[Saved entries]
____

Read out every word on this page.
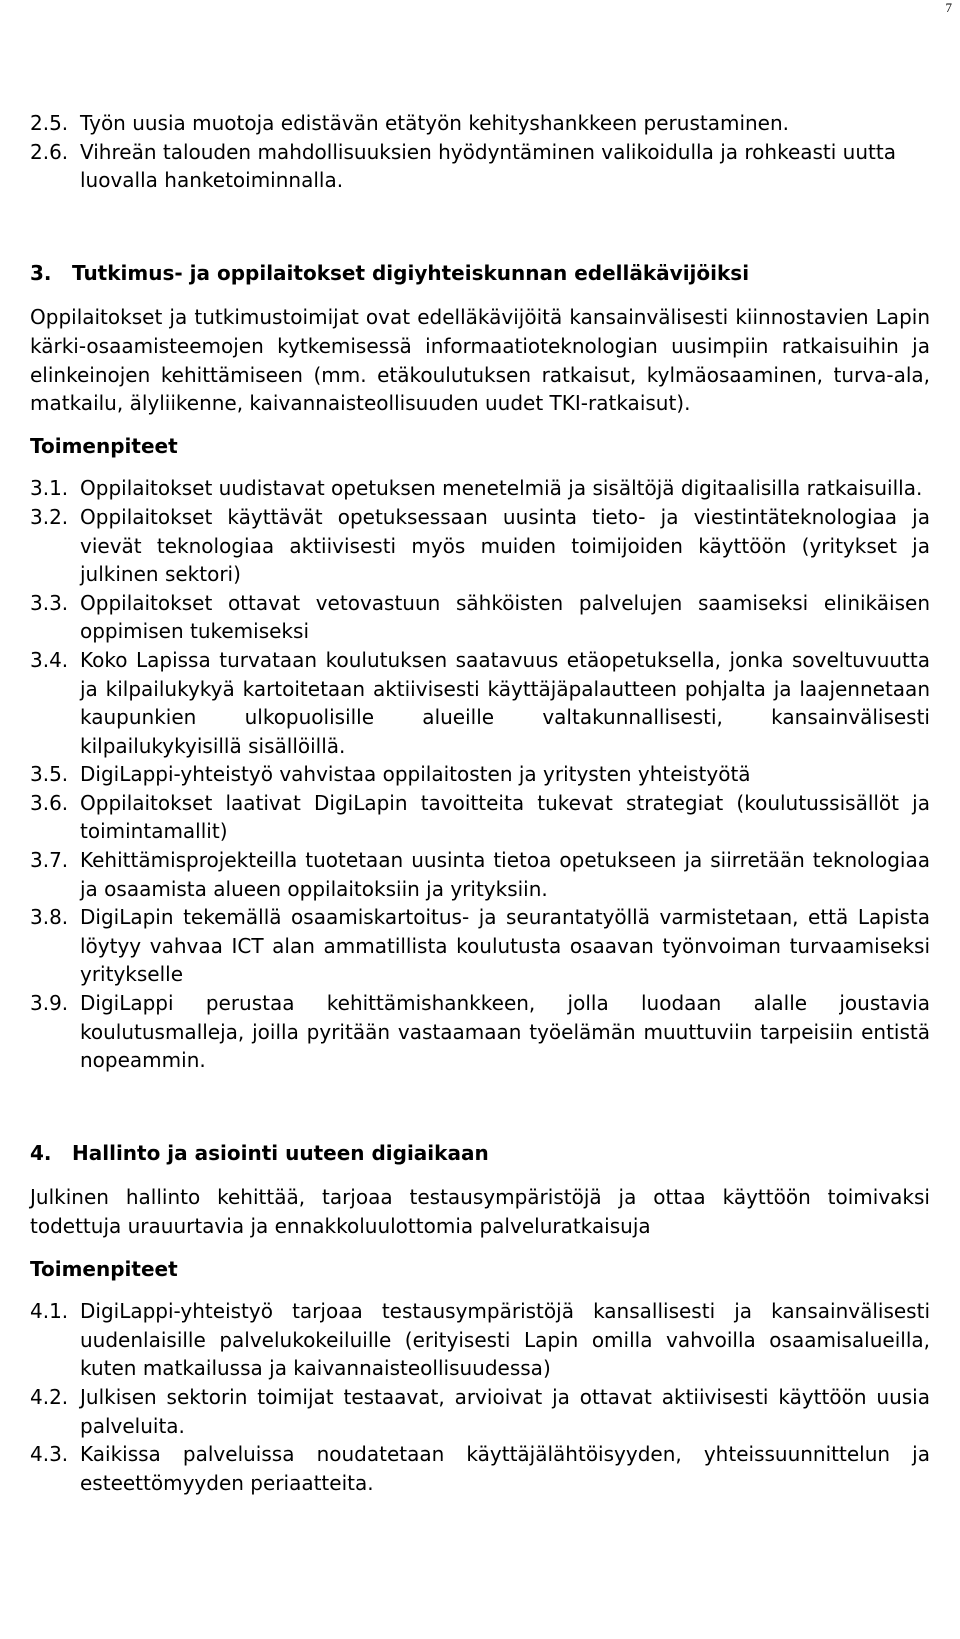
7
2.5. Työn uusia muotoja edistävän etätyön kehityshankkeen perustaminen.
2.6. Vihreän talouden mahdollisuuksien hyödyntäminen valikoidulla ja rohkeasti uutta luovalla hanketoiminnalla.
3.	Tutkimus- ja oppilaitokset digiyhteiskunnan edelläkävijöiksi

Oppilaitokset ja tutkimustoimijat ovat edelläkävijöitä kansainvälisesti kiinnostavien Lapin kärki-osaamisteemojen kytkemisessä informaatioteknologian uusimpiin ratkaisuihin ja elinkeinojen kehittämiseen (mm. etäkoulutuksen ratkaisut, kylmäosaaminen, turva-ala, matkailu, älyliikenne, kaivannaisteollisuuden uudet TKI-ratkaisut).

Toimenpiteet
3.1. Oppilaitokset uudistavat opetuksen menetelmiä ja sisältöjä digitaalisilla ratkaisuilla.
3.2. Oppilaitokset käyttävät opetuksessaan uusinta tieto- ja viestintäteknologiaa ja vievät teknologiaa aktiivisesti myös muiden toimijoiden käyttöön (yritykset ja julkinen sektori)
3.3. Oppilaitokset ottavat vetovastuun sähköisten palvelujen saamiseksi elinikäisen oppimisen tukemiseksi
3.4. Koko Lapissa turvataan koulutuksen saatavuus etäopetuksella, jonka soveltuvuutta ja kilpailukykyä kartoitetaan aktiivisesti käyttäjäpalautteen pohjalta ja laajennetaan kaupunkien ulkopuolisille alueille valtakunnallisesti, kansainvälisesti kilpailukykyisillä sisällöillä.
3.5. DigiLappi-yhteistyö vahvistaa oppilaitosten ja yritysten yhteistyötä
3.6. Oppilaitokset laativat DigiLapin tavoitteita tukevat strategiat (koulutussisällöt ja toimintamallit)
3.7. Kehittämisprojekteilla tuotetaan uusinta tietoa opetukseen ja siirretään teknologiaa ja osaamista alueen oppilaitoksiin ja yrityksiin.
3.8. DigiLapin tekemällä osaamiskartoitus- ja seurantatyöllä varmistetaan, että Lapista löytyy vahvaa ICT alan ammatillista koulutusta osaavan työnvoiman turvaamiseksi yritykselle
3.9. DigiLappi perustaa kehittämishankkeen, jolla luodaan alalle joustavia koulutusmalleja, joilla pyritään vastaamaan työelämän muuttuviin tarpeisiin entistä nopeammin.
4.	Hallinto ja asiointi uuteen digiaikaan

Julkinen hallinto kehittää, tarjoaa testausympäristöjä ja ottaa käyttöön toimivaksi todettuja urauurtavia ja ennakkoluulottomia palveluratkaisuja

Toimenpiteet
4.1. DigiLappi-yhteistyö tarjoaa testausympäristöjä kansallisesti ja kansainvälisesti uudenlaisille palvelukokeiluille (erityisesti Lapin omilla vahvoilla osaamisalueilla, kuten matkailussa ja kaivannaisteollisuudessa)
4.2. Julkisen sektorin toimijat testaavat, arvioivat ja ottavat aktiivisesti käyttöön uusia palveluita.
4.3. Kaikissa palveluissa noudatetaan käyttäjälähtöisyyden, yhteissuunnittelun ja esteettömyyden periaatteita.
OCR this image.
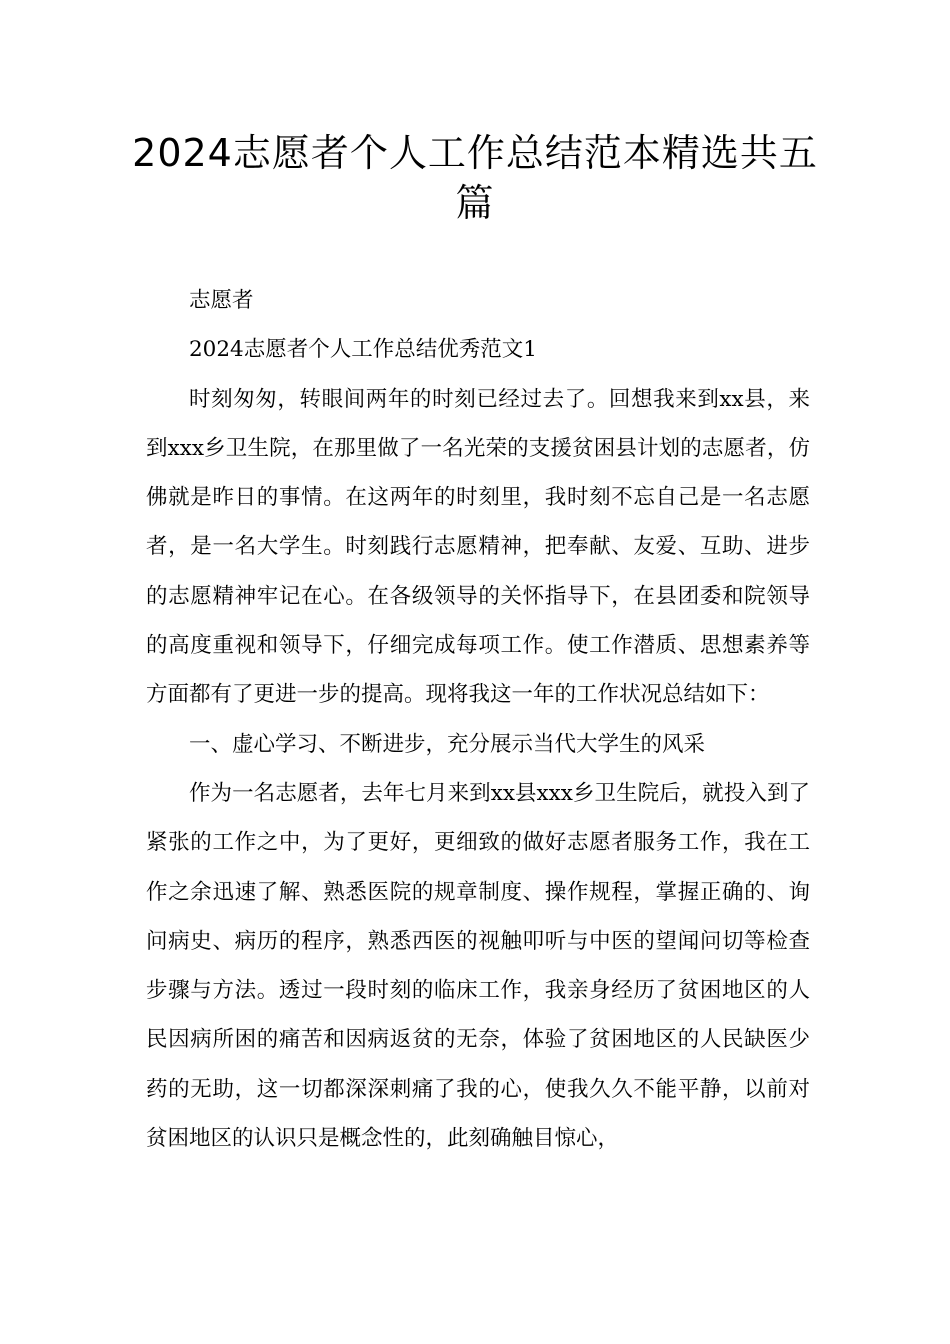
2024志愿者个人工作总结范本精选共五篇

志愿者

2024志愿者个人工作总结优秀范文1

时刻匆匆，转眼间两年的时刻已经过去了。回想我来到xx县，来到xxx乡卫生院，在那里做了一名光荣的支援贫困县计划的志愿者，仿佛就是昨日的事情。在这两年的时刻里，我时刻不忘自己是一名志愿者，是一名大学生。时刻践行志愿精神，把奉献、友爱、互助、进步的志愿精神牢记在心。在各级领导的关怀指导下，在县团委和院领导的高度重视和领导下，仔细完成每项工作。使工作潜质、思想素养等方面都有了更进一步的提高。现将我这一年的工作状况总结如下：

一、虚心学习、不断进步，充分展示当代大学生的风采

作为一名志愿者，去年七月来到xx县xxx乡卫生院后，就投入到了紧张的工作之中，为了更好，更细致的做好志愿者服务工作，我在工作之余迅速了解、熟悉医院的规章制度、操作规程，掌握正确的、询问病史、病历的程序，熟悉西医的视触叩听与中医的望闻问切等检查步骤与方法。透过一段时刻的临床工作，我亲身经历了贫困地区的人民因病所困的痛苦和因病返贫的无奈，体验了贫困地区的人民缺医少药的无助，这一切都深深刺痛了我的心，使我久久不能平静，以前对贫困地区的认识只是概念性的，此刻确触目惊心，
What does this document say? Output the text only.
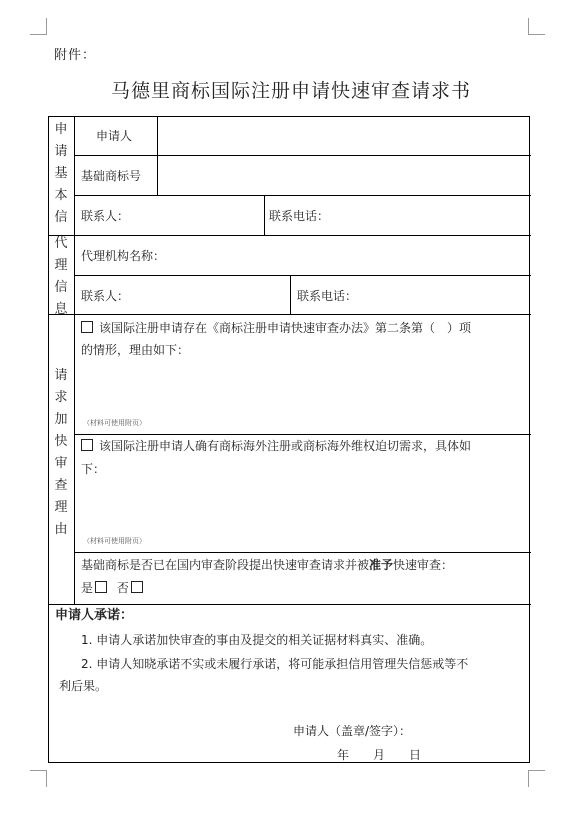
附件：
马德里商标国际注册申请快速审查请求书
申
请
基
本
信
申请人
基础商标号
联系人：	联系电话：
代
理
信
息
代理机构名称：
联系人：	联系电话：
请
求
加
快
审
查
理
由
该国际注册申请存在《商标注册申请快速审查办法》第二条第（　）项
的情形，理由如下：
（材料可使用附页）
该国际注册申请人确有商标海外注册或商标海外维权迫切需求，具体如
下：
（材料可使用附页）
基础商标是否已在国内审查阶段提出快速审查请求并被准予快速审查：
是 否
申请人承诺：
1. 申请人承诺加快审查的事由及提交的相关证据材料真实、准确。
2. 申请人知晓承诺不实或未履行承诺，将可能承担信用管理失信惩戒等不
利后果。
申请人（盖章/签字）：
年　　月　　日
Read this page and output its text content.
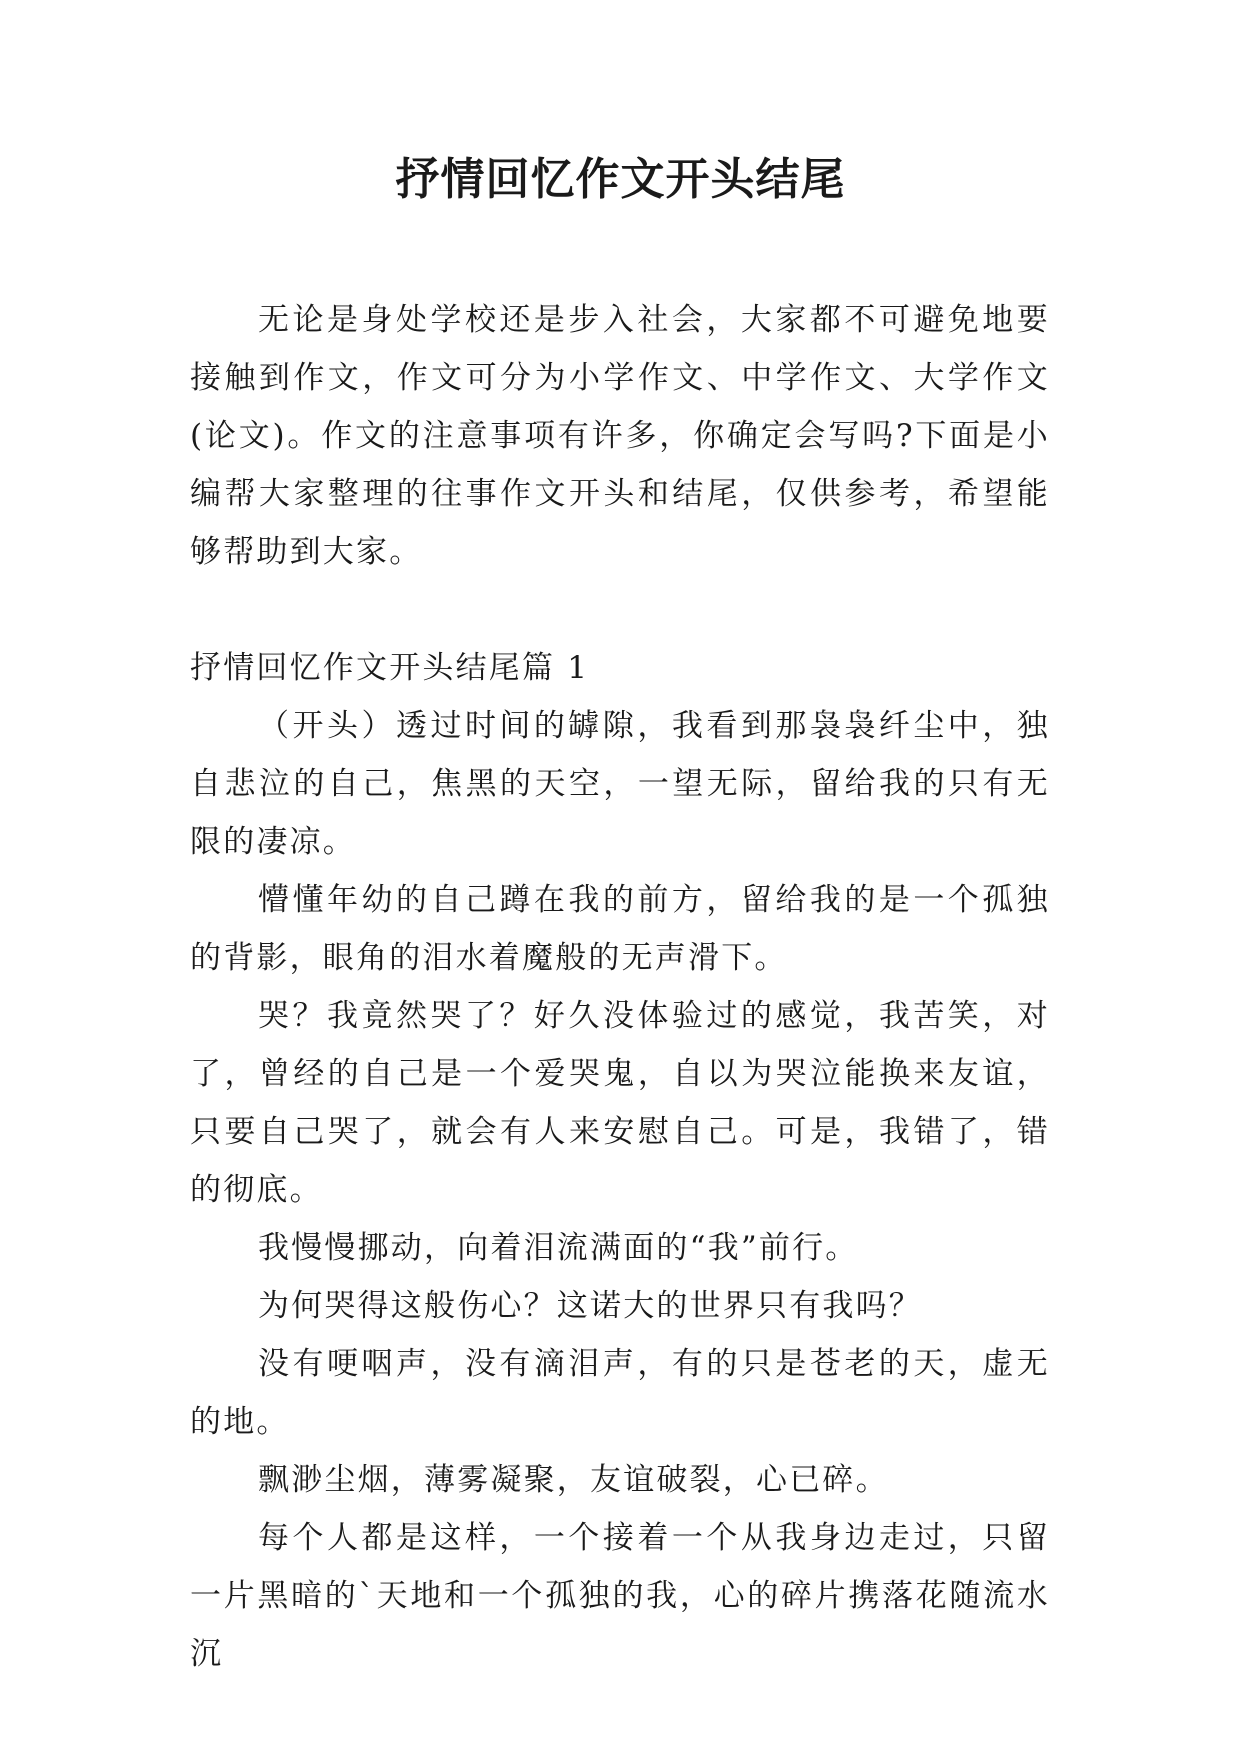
抒情回忆作文开头结尾

无论是身处学校还是步入社会，大家都不可避免地要接触到作文，作文可分为小学作文、中学作文、大学作文(论文)。作文的注意事项有许多，你确定会写吗?下面是小编帮大家整理的往事作文开头和结尾，仅供参考，希望能够帮助到大家。

抒情回忆作文开头结尾篇 1

（开头）透过时间的罅隙，我看到那袅袅纤尘中，独自悲泣的自己，焦黑的天空，一望无际，留给我的只有无限的凄凉。

懵懂年幼的自己蹲在我的前方，留给我的是一个孤独的背影，眼角的泪水着魔般的无声滑下。

哭？我竟然哭了？好久没体验过的感觉，我苦笑，对了，曾经的自己是一个爱哭鬼，自以为哭泣能换来友谊，只要自己哭了，就会有人来安慰自己。可是，我错了，错的彻底。

我慢慢挪动，向着泪流满面的“我”前行。

为何哭得这般伤心？这诺大的世界只有我吗？

没有哽咽声，没有滴泪声，有的只是苍老的天，虚无的地。

飘渺尘烟，薄雾凝聚，友谊破裂，心已碎。

每个人都是这样，一个接着一个从我身边走过，只留一片黑暗的`天地和一个孤独的我，心的碎片携落花随流水沉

____

Exercise instructions:
Output the span from the line with "Read this page and output its text content." through the last line of the data, inclusive and exact, and omit every picture.

Result:
Read this page and output its text content.
抒情回忆作文开头结尾

无论是身处学校还是步入社会，大家都不可避免地要接触到作文，作文可分为小学作文、中学作文、大学作文(论文)。作文的注意事项有许多，你确定会写吗?下面是小编帮大家整理的往事作文开头和结尾，仅供参考，希望能够帮助到大家。

抒情回忆作文开头结尾篇 1

（开头）透过时间的罅隙，我看到那袅袅纤尘中，独自悲泣的自己，焦黑的天空，一望无际，留给我的只有无限的凄凉。

懵懂年幼的自己蹲在我的前方，留给我的是一个孤独的背影，眼角的泪水着魔般的无声滑下。

哭？我竟然哭了？好久没体验过的感觉，我苦笑，对了，曾经的自己是一个爱哭鬼，自以为哭泣能换来友谊，只要自己哭了，就会有人来安慰自己。可是，我错了，错的彻底。

我慢慢挪动，向着泪流满面的“我”前行。

为何哭得这般伤心？这诺大的世界只有我吗？

没有哽咽声，没有滴泪声，有的只是苍老的天，虚无的地。

飘渺尘烟，薄雾凝聚，友谊破裂，心已碎。

每个人都是这样，一个接着一个从我身边走过，只留一片黑暗的`天地和一个孤独的我，心的碎片携落花随流水沉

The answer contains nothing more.